● Problem requirements: Write out every record in full, exactly as written, please.

Data excerpts
********

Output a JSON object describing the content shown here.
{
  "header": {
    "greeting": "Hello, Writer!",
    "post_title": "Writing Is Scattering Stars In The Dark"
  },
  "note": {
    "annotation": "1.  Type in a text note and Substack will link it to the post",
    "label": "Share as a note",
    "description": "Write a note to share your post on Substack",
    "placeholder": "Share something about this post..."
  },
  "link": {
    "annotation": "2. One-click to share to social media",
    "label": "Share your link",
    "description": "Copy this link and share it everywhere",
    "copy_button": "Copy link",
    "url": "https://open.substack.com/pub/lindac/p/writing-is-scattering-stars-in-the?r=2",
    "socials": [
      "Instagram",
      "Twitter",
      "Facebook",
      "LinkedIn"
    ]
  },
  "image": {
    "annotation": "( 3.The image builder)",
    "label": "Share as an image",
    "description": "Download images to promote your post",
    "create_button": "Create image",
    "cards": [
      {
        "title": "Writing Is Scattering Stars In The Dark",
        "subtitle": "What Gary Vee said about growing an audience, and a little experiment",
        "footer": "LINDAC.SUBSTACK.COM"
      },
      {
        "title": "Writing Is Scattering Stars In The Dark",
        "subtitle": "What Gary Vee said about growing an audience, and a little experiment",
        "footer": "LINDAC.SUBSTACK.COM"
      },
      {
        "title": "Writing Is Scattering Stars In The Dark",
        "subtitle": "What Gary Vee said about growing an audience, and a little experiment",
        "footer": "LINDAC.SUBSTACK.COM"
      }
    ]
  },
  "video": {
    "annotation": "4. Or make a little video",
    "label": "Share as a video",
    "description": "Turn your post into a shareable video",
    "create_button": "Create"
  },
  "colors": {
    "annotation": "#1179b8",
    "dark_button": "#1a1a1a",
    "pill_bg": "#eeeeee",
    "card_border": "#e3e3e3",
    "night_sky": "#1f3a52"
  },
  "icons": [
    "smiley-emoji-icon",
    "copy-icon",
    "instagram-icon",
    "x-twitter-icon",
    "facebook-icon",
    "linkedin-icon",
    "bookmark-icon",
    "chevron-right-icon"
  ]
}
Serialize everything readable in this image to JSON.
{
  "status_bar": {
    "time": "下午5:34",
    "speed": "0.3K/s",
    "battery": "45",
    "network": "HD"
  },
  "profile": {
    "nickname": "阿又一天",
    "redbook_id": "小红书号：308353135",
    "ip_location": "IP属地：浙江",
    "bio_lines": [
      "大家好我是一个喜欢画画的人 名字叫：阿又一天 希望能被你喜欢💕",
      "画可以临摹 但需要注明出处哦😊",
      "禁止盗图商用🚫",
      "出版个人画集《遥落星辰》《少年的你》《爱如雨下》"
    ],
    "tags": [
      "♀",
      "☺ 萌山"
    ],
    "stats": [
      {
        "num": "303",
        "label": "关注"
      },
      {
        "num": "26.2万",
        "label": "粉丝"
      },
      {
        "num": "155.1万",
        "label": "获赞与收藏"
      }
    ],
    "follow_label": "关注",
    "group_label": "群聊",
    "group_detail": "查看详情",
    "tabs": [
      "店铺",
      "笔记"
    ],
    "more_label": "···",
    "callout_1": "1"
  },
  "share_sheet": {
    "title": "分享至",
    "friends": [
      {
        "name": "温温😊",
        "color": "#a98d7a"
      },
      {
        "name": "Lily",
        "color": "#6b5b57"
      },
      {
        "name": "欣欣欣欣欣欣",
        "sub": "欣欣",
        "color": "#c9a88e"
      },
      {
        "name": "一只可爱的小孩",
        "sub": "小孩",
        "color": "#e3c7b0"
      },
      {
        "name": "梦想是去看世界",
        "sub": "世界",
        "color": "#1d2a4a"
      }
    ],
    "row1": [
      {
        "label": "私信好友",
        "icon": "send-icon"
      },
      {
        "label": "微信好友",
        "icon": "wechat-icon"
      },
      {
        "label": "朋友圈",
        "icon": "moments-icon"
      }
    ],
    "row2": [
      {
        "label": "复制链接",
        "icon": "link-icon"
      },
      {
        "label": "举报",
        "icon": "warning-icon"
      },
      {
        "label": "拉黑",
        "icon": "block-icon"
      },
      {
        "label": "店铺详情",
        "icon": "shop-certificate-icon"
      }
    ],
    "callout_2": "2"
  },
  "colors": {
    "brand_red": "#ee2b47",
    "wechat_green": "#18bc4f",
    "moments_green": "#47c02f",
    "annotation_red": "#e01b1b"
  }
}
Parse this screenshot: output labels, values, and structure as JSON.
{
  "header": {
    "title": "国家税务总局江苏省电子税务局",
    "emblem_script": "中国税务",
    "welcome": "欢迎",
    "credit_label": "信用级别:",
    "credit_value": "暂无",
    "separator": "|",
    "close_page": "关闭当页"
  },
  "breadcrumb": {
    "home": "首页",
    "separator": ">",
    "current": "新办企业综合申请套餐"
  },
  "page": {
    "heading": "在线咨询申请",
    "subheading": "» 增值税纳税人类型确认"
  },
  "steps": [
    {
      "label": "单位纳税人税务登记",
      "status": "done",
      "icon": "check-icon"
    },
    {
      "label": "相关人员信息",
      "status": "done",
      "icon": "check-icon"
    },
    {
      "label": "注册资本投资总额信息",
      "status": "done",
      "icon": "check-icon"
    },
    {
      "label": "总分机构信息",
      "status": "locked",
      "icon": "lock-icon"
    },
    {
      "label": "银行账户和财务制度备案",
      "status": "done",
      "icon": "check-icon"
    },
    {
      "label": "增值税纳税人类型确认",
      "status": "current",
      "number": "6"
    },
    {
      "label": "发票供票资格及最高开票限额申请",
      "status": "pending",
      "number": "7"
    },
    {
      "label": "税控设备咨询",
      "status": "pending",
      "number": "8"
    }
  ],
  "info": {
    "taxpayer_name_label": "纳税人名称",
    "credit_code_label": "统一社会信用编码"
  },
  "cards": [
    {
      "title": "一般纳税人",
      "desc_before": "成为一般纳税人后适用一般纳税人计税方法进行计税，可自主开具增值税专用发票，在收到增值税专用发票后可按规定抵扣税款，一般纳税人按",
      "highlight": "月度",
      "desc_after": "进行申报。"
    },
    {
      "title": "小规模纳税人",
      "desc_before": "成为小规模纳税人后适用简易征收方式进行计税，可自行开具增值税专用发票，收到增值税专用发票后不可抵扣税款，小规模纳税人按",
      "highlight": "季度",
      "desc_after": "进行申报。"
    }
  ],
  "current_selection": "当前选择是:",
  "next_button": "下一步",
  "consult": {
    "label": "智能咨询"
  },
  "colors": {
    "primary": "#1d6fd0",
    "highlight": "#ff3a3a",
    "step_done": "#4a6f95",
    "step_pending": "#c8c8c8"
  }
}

********

● Task answer:
Output a JSON object describing the content shown here.
{
  "header": {
    "greeting": "Hello, Writer!",
    "post_title": "Writing Is Scattering Stars In The Dark"
  },
  "note": {
    "annotation": "1.  Type in a text note and Substack will link it to the post",
    "label": "Share as a note",
    "description": "Write a note to share your post on Substack",
    "placeholder": "Share something about this post..."
  },
  "link": {
    "annotation": "2. One-click to share to social media",
    "label": "Share your link",
    "description": "Copy this link and share it everywhere",
    "copy_button": "Copy link",
    "url": "https://open.substack.com/pub/lindac/p/writing-is-scattering-stars-in-the?r=2",
    "socials": [
      "Instagram",
      "Twitter",
      "Facebook",
      "LinkedIn"
    ]
  },
  "image": {
    "annotation": "( 3.The image builder)",
    "label": "Share as an image",
    "description": "Download images to promote your post",
    "create_button": "Create image",
    "cards": [
      {
        "title": "Writing Is Scattering Stars In The Dark",
        "subtitle": "What Gary Vee said about growing an audience, and a little experiment",
        "footer": "LINDAC.SUBSTACK.COM"
      },
      {
        "title": "Writing Is Scattering Stars In The Dark",
        "subtitle": "What Gary Vee said about growing an audience, and a little experiment",
        "footer": "LINDAC.SUBSTACK.COM"
      },
      {
        "title": "Writing Is Scattering Stars In The Dark",
        "subtitle": "What Gary Vee said about growing an audience, and a little experiment",
        "footer": "LINDAC.SUBSTACK.COM"
      }
    ]
  },
  "video": {
    "annotation": "4. Or make a little video",
    "label": "Share as a video",
    "description": "Turn your post into a shareable video",
    "create_button": "Create"
  },
  "colors": {
    "annotation": "#1179b8",
    "dark_button": "#1a1a1a",
    "pill_bg": "#eeeeee",
    "card_border": "#e3e3e3",
    "night_sky": "#1f3a52"
  },
  "icons": [
    "smiley-emoji-icon",
    "copy-icon",
    "instagram-icon",
    "x-twitter-icon",
    "facebook-icon",
    "linkedin-icon",
    "bookmark-icon",
    "chevron-right-icon"
  ]
}
Serialize everything readable in this image to JSON.
{
  "status_bar": {
    "time": "下午5:34",
    "speed": "0.3K/s",
    "battery": "45",
    "network": "HD"
  },
  "profile": {
    "nickname": "阿又一天",
    "redbook_id": "小红书号：308353135",
    "ip_location": "IP属地：浙江",
    "bio_lines": [
      "大家好我是一个喜欢画画的人 名字叫：阿又一天 希望能被你喜欢💕",
      "画可以临摹 但需要注明出处哦😊",
      "禁止盗图商用🚫",
      "出版个人画集《遥落星辰》《少年的你》《爱如雨下》"
    ],
    "tags": [
      "♀",
      "☺ 萌山"
    ],
    "stats": [
      {
        "num": "303",
        "label": "关注"
      },
      {
        "num": "26.2万",
        "label": "粉丝"
      },
      {
        "num": "155.1万",
        "label": "获赞与收藏"
      }
    ],
    "follow_label": "关注",
    "group_label": "群聊",
    "group_detail": "查看详情",
    "tabs": [
      "店铺",
      "笔记"
    ],
    "more_label": "···",
    "callout_1": "1"
  },
  "share_sheet": {
    "title": "分享至",
    "friends": [
      {
        "name": "温温😊",
        "color": "#a98d7a"
      },
      {
        "name": "Lily",
        "color": "#6b5b57"
      },
      {
        "name": "欣欣欣欣欣欣",
        "sub": "欣欣",
        "color": "#c9a88e"
      },
      {
        "name": "一只可爱的小孩",
        "sub": "小孩",
        "color": "#e3c7b0"
      },
      {
        "name": "梦想是去看世界",
        "sub": "世界",
        "color": "#1d2a4a"
      }
    ],
    "row1": [
      {
        "label": "私信好友",
        "icon": "send-icon"
      },
      {
        "label": "微信好友",
        "icon": "wechat-icon"
      },
      {
        "label": "朋友圈",
        "icon": "moments-icon"
      }
    ],
    "row2": [
      {
        "label": "复制链接",
        "icon": "link-icon"
      },
      {
        "label": "举报",
        "icon": "warning-icon"
      },
      {
        "label": "拉黑",
        "icon": "block-icon"
      },
      {
        "label": "店铺详情",
        "icon": "shop-certificate-icon"
      }
    ],
    "callout_2": "2"
  },
  "colors": {
    "brand_red": "#ee2b47",
    "wechat_green": "#18bc4f",
    "moments_green": "#47c02f",
    "annotation_red": "#e01b1b"
  }
}
Parse this screenshot: output labels, values, and structure as JSON.
{
  "header": {
    "title": "国家税务总局江苏省电子税务局",
    "emblem_script": "中国税务",
    "welcome": "欢迎",
    "credit_label": "信用级别:",
    "credit_value": "暂无",
    "separator": "|",
    "close_page": "关闭当页"
  },
  "breadcrumb": {
    "home": "首页",
    "separator": ">",
    "current": "新办企业综合申请套餐"
  },
  "page": {
    "heading": "在线咨询申请",
    "subheading": "» 增值税纳税人类型确认"
  },
  "steps": [
    {
      "label": "单位纳税人税务登记",
      "status": "done",
      "icon": "check-icon"
    },
    {
      "label": "相关人员信息",
      "status": "done",
      "icon": "check-icon"
    },
    {
      "label": "注册资本投资总额信息",
      "status": "done",
      "icon": "check-icon"
    },
    {
      "label": "总分机构信息",
      "status": "locked",
      "icon": "lock-icon"
    },
    {
      "label": "银行账户和财务制度备案",
      "status": "done",
      "icon": "check-icon"
    },
    {
      "label": "增值税纳税人类型确认",
      "status": "current",
      "number": "6"
    },
    {
      "label": "发票供票资格及最高开票限额申请",
      "status": "pending",
      "number": "7"
    },
    {
      "label": "税控设备咨询",
      "status": "pending",
      "number": "8"
    }
  ],
  "info": {
    "taxpayer_name_label": "纳税人名称",
    "credit_code_label": "统一社会信用编码"
  },
  "cards": [
    {
      "title": "一般纳税人",
      "desc_before": "成为一般纳税人后适用一般纳税人计税方法进行计税，可自主开具增值税专用发票，在收到增值税专用发票后可按规定抵扣税款，一般纳税人按",
      "highlight": "月度",
      "desc_after": "进行申报。"
    },
    {
      "title": "小规模纳税人",
      "desc_before": "成为小规模纳税人后适用简易征收方式进行计税，可自行开具增值税专用发票，收到增值税专用发票后不可抵扣税款，小规模纳税人按",
      "highlight": "季度",
      "desc_after": "进行申报。"
    }
  ],
  "current_selection": "当前选择是:",
  "next_button": "下一步",
  "consult": {
    "label": "智能咨询"
  },
  "colors": {
    "primary": "#1d6fd0",
    "highlight": "#ff3a3a",
    "step_done": "#4a6f95",
    "step_pending": "#c8c8c8"
  }
}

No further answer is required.